Each entry in the listing below should be restated word for word.
++++ Extracted data
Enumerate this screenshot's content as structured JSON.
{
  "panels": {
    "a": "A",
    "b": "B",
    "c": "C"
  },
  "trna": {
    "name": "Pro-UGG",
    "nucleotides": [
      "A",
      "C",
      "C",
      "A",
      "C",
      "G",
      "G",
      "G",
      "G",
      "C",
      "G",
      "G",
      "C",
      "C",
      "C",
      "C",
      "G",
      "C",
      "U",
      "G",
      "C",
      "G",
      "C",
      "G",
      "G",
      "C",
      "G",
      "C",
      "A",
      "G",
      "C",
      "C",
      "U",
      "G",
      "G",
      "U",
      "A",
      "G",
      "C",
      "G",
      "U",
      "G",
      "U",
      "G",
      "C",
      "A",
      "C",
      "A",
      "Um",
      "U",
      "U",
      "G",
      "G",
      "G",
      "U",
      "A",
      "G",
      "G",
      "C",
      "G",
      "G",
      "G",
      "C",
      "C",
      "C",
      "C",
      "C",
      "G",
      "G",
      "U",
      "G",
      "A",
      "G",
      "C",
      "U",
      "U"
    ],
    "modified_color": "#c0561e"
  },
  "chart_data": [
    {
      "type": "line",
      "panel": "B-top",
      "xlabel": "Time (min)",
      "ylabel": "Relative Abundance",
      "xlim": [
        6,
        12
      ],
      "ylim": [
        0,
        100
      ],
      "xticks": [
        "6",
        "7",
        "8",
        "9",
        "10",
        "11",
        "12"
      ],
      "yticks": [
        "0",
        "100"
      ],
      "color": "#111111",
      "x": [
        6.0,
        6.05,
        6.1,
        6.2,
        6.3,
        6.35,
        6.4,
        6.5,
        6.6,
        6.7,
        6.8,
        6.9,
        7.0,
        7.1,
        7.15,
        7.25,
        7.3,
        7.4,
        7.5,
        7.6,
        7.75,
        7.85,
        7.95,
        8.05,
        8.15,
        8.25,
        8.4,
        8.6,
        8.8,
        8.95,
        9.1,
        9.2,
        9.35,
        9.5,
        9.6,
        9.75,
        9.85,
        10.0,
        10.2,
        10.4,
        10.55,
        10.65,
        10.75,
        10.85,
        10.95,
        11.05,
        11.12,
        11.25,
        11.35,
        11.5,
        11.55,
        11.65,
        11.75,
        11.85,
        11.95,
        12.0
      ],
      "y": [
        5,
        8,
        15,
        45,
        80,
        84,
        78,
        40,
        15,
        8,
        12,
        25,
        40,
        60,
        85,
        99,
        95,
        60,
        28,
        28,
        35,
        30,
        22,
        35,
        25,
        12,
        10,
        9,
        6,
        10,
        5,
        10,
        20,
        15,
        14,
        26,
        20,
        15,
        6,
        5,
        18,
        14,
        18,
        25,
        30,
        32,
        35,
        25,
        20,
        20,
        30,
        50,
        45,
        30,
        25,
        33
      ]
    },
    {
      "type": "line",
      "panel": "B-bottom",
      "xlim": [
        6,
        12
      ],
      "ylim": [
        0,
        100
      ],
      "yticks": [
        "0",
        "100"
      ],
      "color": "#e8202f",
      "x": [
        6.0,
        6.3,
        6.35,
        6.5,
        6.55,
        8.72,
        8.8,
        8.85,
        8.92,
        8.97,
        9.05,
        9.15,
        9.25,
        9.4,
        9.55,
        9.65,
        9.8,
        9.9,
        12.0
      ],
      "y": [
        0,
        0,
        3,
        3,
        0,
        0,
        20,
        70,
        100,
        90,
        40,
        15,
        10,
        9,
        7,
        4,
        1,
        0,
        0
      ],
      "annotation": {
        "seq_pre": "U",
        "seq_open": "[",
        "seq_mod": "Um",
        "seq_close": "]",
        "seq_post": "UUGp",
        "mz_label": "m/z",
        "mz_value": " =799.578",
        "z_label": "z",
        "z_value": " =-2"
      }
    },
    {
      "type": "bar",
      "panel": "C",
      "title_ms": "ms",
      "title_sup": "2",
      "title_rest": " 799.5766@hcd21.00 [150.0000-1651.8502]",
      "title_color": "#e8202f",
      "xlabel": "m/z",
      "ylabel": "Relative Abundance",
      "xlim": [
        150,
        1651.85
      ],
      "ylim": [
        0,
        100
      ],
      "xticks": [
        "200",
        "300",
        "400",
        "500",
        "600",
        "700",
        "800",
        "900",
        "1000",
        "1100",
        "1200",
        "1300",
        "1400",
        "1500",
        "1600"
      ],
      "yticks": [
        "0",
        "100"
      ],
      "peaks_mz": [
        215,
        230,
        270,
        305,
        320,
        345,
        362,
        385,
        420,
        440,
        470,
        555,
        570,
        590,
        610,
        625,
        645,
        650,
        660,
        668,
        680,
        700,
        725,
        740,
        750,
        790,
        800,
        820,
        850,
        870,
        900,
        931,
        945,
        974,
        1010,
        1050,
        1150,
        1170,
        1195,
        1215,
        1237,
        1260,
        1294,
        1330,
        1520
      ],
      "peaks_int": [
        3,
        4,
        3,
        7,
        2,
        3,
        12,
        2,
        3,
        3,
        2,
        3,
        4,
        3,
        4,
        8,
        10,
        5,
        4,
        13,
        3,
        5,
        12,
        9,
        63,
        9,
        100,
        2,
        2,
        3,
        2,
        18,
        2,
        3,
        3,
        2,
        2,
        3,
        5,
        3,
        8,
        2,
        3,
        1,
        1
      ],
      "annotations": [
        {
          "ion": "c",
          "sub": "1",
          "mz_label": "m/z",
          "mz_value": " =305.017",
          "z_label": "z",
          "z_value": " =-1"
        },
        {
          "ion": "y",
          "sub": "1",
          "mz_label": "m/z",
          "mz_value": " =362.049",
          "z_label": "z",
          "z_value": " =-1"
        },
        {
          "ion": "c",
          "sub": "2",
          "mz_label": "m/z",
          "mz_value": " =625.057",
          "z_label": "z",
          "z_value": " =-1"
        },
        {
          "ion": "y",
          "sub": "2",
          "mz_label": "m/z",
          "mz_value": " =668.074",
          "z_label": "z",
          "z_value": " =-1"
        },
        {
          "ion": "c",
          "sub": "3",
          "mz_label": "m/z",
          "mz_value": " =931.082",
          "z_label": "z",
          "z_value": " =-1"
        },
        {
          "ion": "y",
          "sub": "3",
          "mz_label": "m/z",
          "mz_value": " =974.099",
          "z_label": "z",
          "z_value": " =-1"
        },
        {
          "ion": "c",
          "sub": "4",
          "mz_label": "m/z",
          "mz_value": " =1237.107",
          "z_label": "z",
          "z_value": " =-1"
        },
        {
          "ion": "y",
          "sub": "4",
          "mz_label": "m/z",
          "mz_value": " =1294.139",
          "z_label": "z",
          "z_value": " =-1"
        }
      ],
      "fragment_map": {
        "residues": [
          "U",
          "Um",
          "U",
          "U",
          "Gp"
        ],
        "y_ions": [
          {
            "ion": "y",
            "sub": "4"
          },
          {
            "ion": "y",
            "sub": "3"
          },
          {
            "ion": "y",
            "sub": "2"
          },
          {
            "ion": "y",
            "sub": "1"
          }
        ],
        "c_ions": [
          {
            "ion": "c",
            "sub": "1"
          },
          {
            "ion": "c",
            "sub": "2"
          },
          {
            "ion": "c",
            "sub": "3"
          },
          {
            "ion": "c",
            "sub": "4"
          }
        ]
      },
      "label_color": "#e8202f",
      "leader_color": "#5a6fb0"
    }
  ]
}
++++++++
- Full response -
Enumerate this screenshot's content as structured JSON.
{
  "panels": {
    "a": "A",
    "b": "B",
    "c": "C"
  },
  "trna": {
    "name": "Pro-UGG",
    "nucleotides": [
      "A",
      "C",
      "C",
      "A",
      "C",
      "G",
      "G",
      "G",
      "G",
      "C",
      "G",
      "G",
      "C",
      "C",
      "C",
      "C",
      "G",
      "C",
      "U",
      "G",
      "C",
      "G",
      "C",
      "G",
      "G",
      "C",
      "G",
      "C",
      "A",
      "G",
      "C",
      "C",
      "U",
      "G",
      "G",
      "U",
      "A",
      "G",
      "C",
      "G",
      "U",
      "G",
      "U",
      "G",
      "C",
      "A",
      "C",
      "A",
      "Um",
      "U",
      "U",
      "G",
      "G",
      "G",
      "U",
      "A",
      "G",
      "G",
      "C",
      "G",
      "G",
      "G",
      "C",
      "C",
      "C",
      "C",
      "C",
      "G",
      "G",
      "U",
      "G",
      "A",
      "G",
      "C",
      "U",
      "U"
    ],
    "modified_color": "#c0561e"
  },
  "chart_data": [
    {
      "type": "line",
      "panel": "B-top",
      "xlabel": "Time (min)",
      "ylabel": "Relative Abundance",
      "xlim": [
        6,
        12
      ],
      "ylim": [
        0,
        100
      ],
      "xticks": [
        "6",
        "7",
        "8",
        "9",
        "10",
        "11",
        "12"
      ],
      "yticks": [
        "0",
        "100"
      ],
      "color": "#111111",
      "x": [
        6.0,
        6.05,
        6.1,
        6.2,
        6.3,
        6.35,
        6.4,
        6.5,
        6.6,
        6.7,
        6.8,
        6.9,
        7.0,
        7.1,
        7.15,
        7.25,
        7.3,
        7.4,
        7.5,
        7.6,
        7.75,
        7.85,
        7.95,
        8.05,
        8.15,
        8.25,
        8.4,
        8.6,
        8.8,
        8.95,
        9.1,
        9.2,
        9.35,
        9.5,
        9.6,
        9.75,
        9.85,
        10.0,
        10.2,
        10.4,
        10.55,
        10.65,
        10.75,
        10.85,
        10.95,
        11.05,
        11.12,
        11.25,
        11.35,
        11.5,
        11.55,
        11.65,
        11.75,
        11.85,
        11.95,
        12.0
      ],
      "y": [
        5,
        8,
        15,
        45,
        80,
        84,
        78,
        40,
        15,
        8,
        12,
        25,
        40,
        60,
        85,
        99,
        95,
        60,
        28,
        28,
        35,
        30,
        22,
        35,
        25,
        12,
        10,
        9,
        6,
        10,
        5,
        10,
        20,
        15,
        14,
        26,
        20,
        15,
        6,
        5,
        18,
        14,
        18,
        25,
        30,
        32,
        35,
        25,
        20,
        20,
        30,
        50,
        45,
        30,
        25,
        33
      ]
    },
    {
      "type": "line",
      "panel": "B-bottom",
      "xlim": [
        6,
        12
      ],
      "ylim": [
        0,
        100
      ],
      "yticks": [
        "0",
        "100"
      ],
      "color": "#e8202f",
      "x": [
        6.0,
        6.3,
        6.35,
        6.5,
        6.55,
        8.72,
        8.8,
        8.85,
        8.92,
        8.97,
        9.05,
        9.15,
        9.25,
        9.4,
        9.55,
        9.65,
        9.8,
        9.9,
        12.0
      ],
      "y": [
        0,
        0,
        3,
        3,
        0,
        0,
        20,
        70,
        100,
        90,
        40,
        15,
        10,
        9,
        7,
        4,
        1,
        0,
        0
      ],
      "annotation": {
        "seq_pre": "U",
        "seq_open": "[",
        "seq_mod": "Um",
        "seq_close": "]",
        "seq_post": "UUGp",
        "mz_label": "m/z",
        "mz_value": " =799.578",
        "z_label": "z",
        "z_value": " =-2"
      }
    },
    {
      "type": "bar",
      "panel": "C",
      "title_ms": "ms",
      "title_sup": "2",
      "title_rest": " 799.5766@hcd21.00 [150.0000-1651.8502]",
      "title_color": "#e8202f",
      "xlabel": "m/z",
      "ylabel": "Relative Abundance",
      "xlim": [
        150,
        1651.85
      ],
      "ylim": [
        0,
        100
      ],
      "xticks": [
        "200",
        "300",
        "400",
        "500",
        "600",
        "700",
        "800",
        "900",
        "1000",
        "1100",
        "1200",
        "1300",
        "1400",
        "1500",
        "1600"
      ],
      "yticks": [
        "0",
        "100"
      ],
      "peaks_mz": [
        215,
        230,
        270,
        305,
        320,
        345,
        362,
        385,
        420,
        440,
        470,
        555,
        570,
        590,
        610,
        625,
        645,
        650,
        660,
        668,
        680,
        700,
        725,
        740,
        750,
        790,
        800,
        820,
        850,
        870,
        900,
        931,
        945,
        974,
        1010,
        1050,
        1150,
        1170,
        1195,
        1215,
        1237,
        1260,
        1294,
        1330,
        1520
      ],
      "peaks_int": [
        3,
        4,
        3,
        7,
        2,
        3,
        12,
        2,
        3,
        3,
        2,
        3,
        4,
        3,
        4,
        8,
        10,
        5,
        4,
        13,
        3,
        5,
        12,
        9,
        63,
        9,
        100,
        2,
        2,
        3,
        2,
        18,
        2,
        3,
        3,
        2,
        2,
        3,
        5,
        3,
        8,
        2,
        3,
        1,
        1
      ],
      "annotations": [
        {
          "ion": "c",
          "sub": "1",
          "mz_label": "m/z",
          "mz_value": " =305.017",
          "z_label": "z",
          "z_value": " =-1"
        },
        {
          "ion": "y",
          "sub": "1",
          "mz_label": "m/z",
          "mz_value": " =362.049",
          "z_label": "z",
          "z_value": " =-1"
        },
        {
          "ion": "c",
          "sub": "2",
          "mz_label": "m/z",
          "mz_value": " =625.057",
          "z_label": "z",
          "z_value": " =-1"
        },
        {
          "ion": "y",
          "sub": "2",
          "mz_label": "m/z",
          "mz_value": " =668.074",
          "z_label": "z",
          "z_value": " =-1"
        },
        {
          "ion": "c",
          "sub": "3",
          "mz_label": "m/z",
          "mz_value": " =931.082",
          "z_label": "z",
          "z_value": " =-1"
        },
        {
          "ion": "y",
          "sub": "3",
          "mz_label": "m/z",
          "mz_value": " =974.099",
          "z_label": "z",
          "z_value": " =-1"
        },
        {
          "ion": "c",
          "sub": "4",
          "mz_label": "m/z",
          "mz_value": " =1237.107",
          "z_label": "z",
          "z_value": " =-1"
        },
        {
          "ion": "y",
          "sub": "4",
          "mz_label": "m/z",
          "mz_value": " =1294.139",
          "z_label": "z",
          "z_value": " =-1"
        }
      ],
      "fragment_map": {
        "residues": [
          "U",
          "Um",
          "U",
          "U",
          "Gp"
        ],
        "y_ions": [
          {
            "ion": "y",
            "sub": "4"
          },
          {
            "ion": "y",
            "sub": "3"
          },
          {
            "ion": "y",
            "sub": "2"
          },
          {
            "ion": "y",
            "sub": "1"
          }
        ],
        "c_ions": [
          {
            "ion": "c",
            "sub": "1"
          },
          {
            "ion": "c",
            "sub": "2"
          },
          {
            "ion": "c",
            "sub": "3"
          },
          {
            "ion": "c",
            "sub": "4"
          }
        ]
      },
      "label_color": "#e8202f",
      "leader_color": "#5a6fb0"
    }
  ]
}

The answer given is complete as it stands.